### The input

===============

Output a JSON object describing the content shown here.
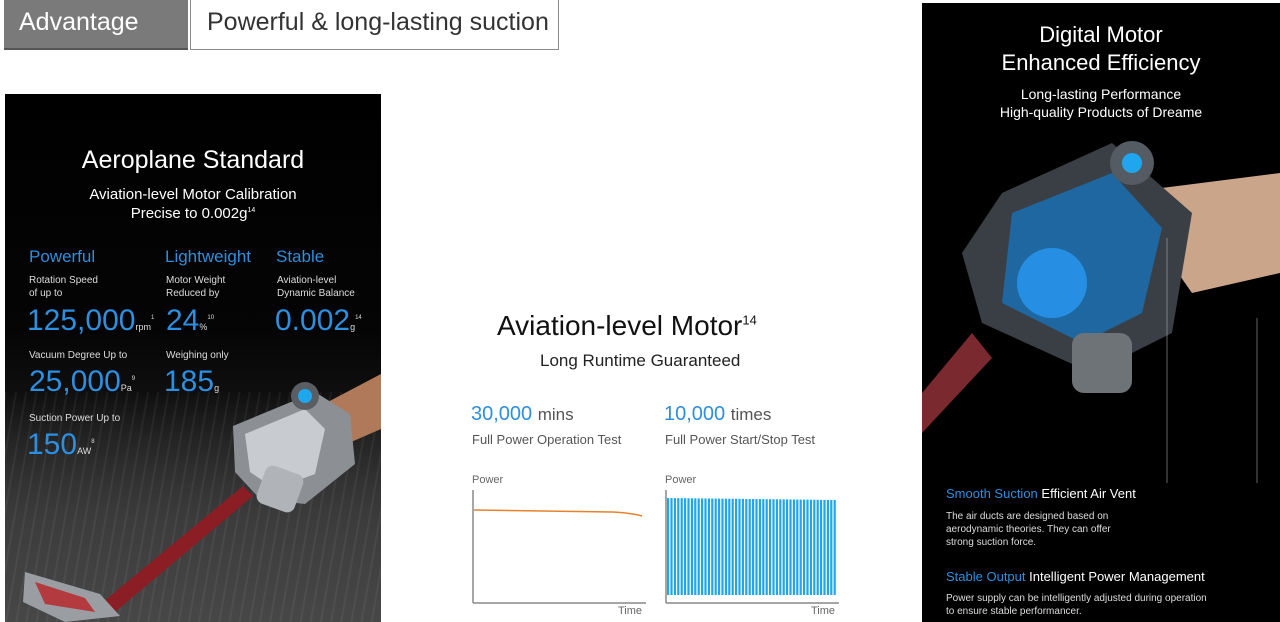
{
  "tabs": {
    "advantage": "Advantage",
    "title": "Powerful & long-lasting suction"
  },
  "left_panel": {
    "title": "Aeroplane Standard",
    "subtitle_line1": "Aviation-level Motor Calibration",
    "subtitle_line2": "Precise to 0.002g",
    "subtitle_sup": "14",
    "features": [
      {
        "label": "Powerful",
        "desc1": "Rotation Speed",
        "desc2": "of up to",
        "value": "125,000",
        "unit": "rpm",
        "sup": "1"
      },
      {
        "label": "Lightweight",
        "desc1": "Motor Weight",
        "desc2": "Reduced by",
        "value": "24",
        "unit": "%",
        "sup": "10"
      },
      {
        "label": "Stable",
        "desc1": "Aviation-level",
        "desc2": "Dynamic Balance",
        "value": "0.002",
        "unit": "g",
        "sup": "14"
      }
    ],
    "vacuum": {
      "desc": "Vacuum Degree Up to",
      "value": "25,000",
      "unit": "Pa",
      "sup": "9"
    },
    "weight": {
      "desc": "Weighing only",
      "value": "185",
      "unit": "g"
    },
    "suction": {
      "desc": "Suction Power Up to",
      "value": "150",
      "unit": "AW",
      "sup": "8"
    }
  },
  "middle": {
    "title": "Aviation-level Motor",
    "title_sup": "14",
    "subtitle": "Long Runtime Guaranteed",
    "stat1": {
      "value": "30,000",
      "unit": "mins",
      "desc": "Full Power Operation Test"
    },
    "stat2": {
      "value": "10,000",
      "unit": "times",
      "desc": "Full Power Start/Stop Test"
    },
    "chart_y_label": "Power",
    "chart_x_label": "Time"
  },
  "right_panel": {
    "title1": "Digital Motor",
    "title2": "Enhanced Efficiency",
    "tag1": "Long-lasting Performance",
    "tag2": "High-quality Products of Dreame",
    "section1": {
      "title_blue": "Smooth Suction",
      "title_white": "Efficient Air Vent",
      "body1": "The air ducts are designed based on",
      "body2": "aerodynamic theories. They can offer",
      "body3": "strong suction force."
    },
    "section2": {
      "title_blue": "Stable Output",
      "title_white": "Intelligent Power Management",
      "body1": "Power supply can be intelligently adjusted during operation",
      "body2": "to ensure stable performancer."
    }
  },
  "colors": {
    "accent_blue": "#2d8fe0",
    "chart_orange": "#e8822a",
    "chart_cyan": "#1fa6ee"
  }
}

===============

### Instructions for the task
Without including any pictures, reproduce the listing exactly.

### Answer to this problem
Output a JSON object describing the content shown here.
{
  "tabs": {
    "advantage": "Advantage",
    "title": "Powerful & long-lasting suction"
  },
  "left_panel": {
    "title": "Aeroplane Standard",
    "subtitle_line1": "Aviation-level Motor Calibration",
    "subtitle_line2": "Precise to 0.002g",
    "subtitle_sup": "14",
    "features": [
      {
        "label": "Powerful",
        "desc1": "Rotation Speed",
        "desc2": "of up to",
        "value": "125,000",
        "unit": "rpm",
        "sup": "1"
      },
      {
        "label": "Lightweight",
        "desc1": "Motor Weight",
        "desc2": "Reduced by",
        "value": "24",
        "unit": "%",
        "sup": "10"
      },
      {
        "label": "Stable",
        "desc1": "Aviation-level",
        "desc2": "Dynamic Balance",
        "value": "0.002",
        "unit": "g",
        "sup": "14"
      }
    ],
    "vacuum": {
      "desc": "Vacuum Degree Up to",
      "value": "25,000",
      "unit": "Pa",
      "sup": "9"
    },
    "weight": {
      "desc": "Weighing only",
      "value": "185",
      "unit": "g"
    },
    "suction": {
      "desc": "Suction Power Up to",
      "value": "150",
      "unit": "AW",
      "sup": "8"
    }
  },
  "middle": {
    "title": "Aviation-level Motor",
    "title_sup": "14",
    "subtitle": "Long Runtime Guaranteed",
    "stat1": {
      "value": "30,000",
      "unit": "mins",
      "desc": "Full Power Operation Test"
    },
    "stat2": {
      "value": "10,000",
      "unit": "times",
      "desc": "Full Power Start/Stop Test"
    },
    "chart_y_label": "Power",
    "chart_x_label": "Time"
  },
  "right_panel": {
    "title1": "Digital Motor",
    "title2": "Enhanced Efficiency",
    "tag1": "Long-lasting Performance",
    "tag2": "High-quality Products of Dreame",
    "section1": {
      "title_blue": "Smooth Suction",
      "title_white": "Efficient Air Vent",
      "body1": "The air ducts are designed based on",
      "body2": "aerodynamic theories. They can offer",
      "body3": "strong suction force."
    },
    "section2": {
      "title_blue": "Stable Output",
      "title_white": "Intelligent Power Management",
      "body1": "Power supply can be intelligently adjusted during operation",
      "body2": "to ensure stable performancer."
    }
  },
  "colors": {
    "accent_blue": "#2d8fe0",
    "chart_orange": "#e8822a",
    "chart_cyan": "#1fa6ee"
  }
}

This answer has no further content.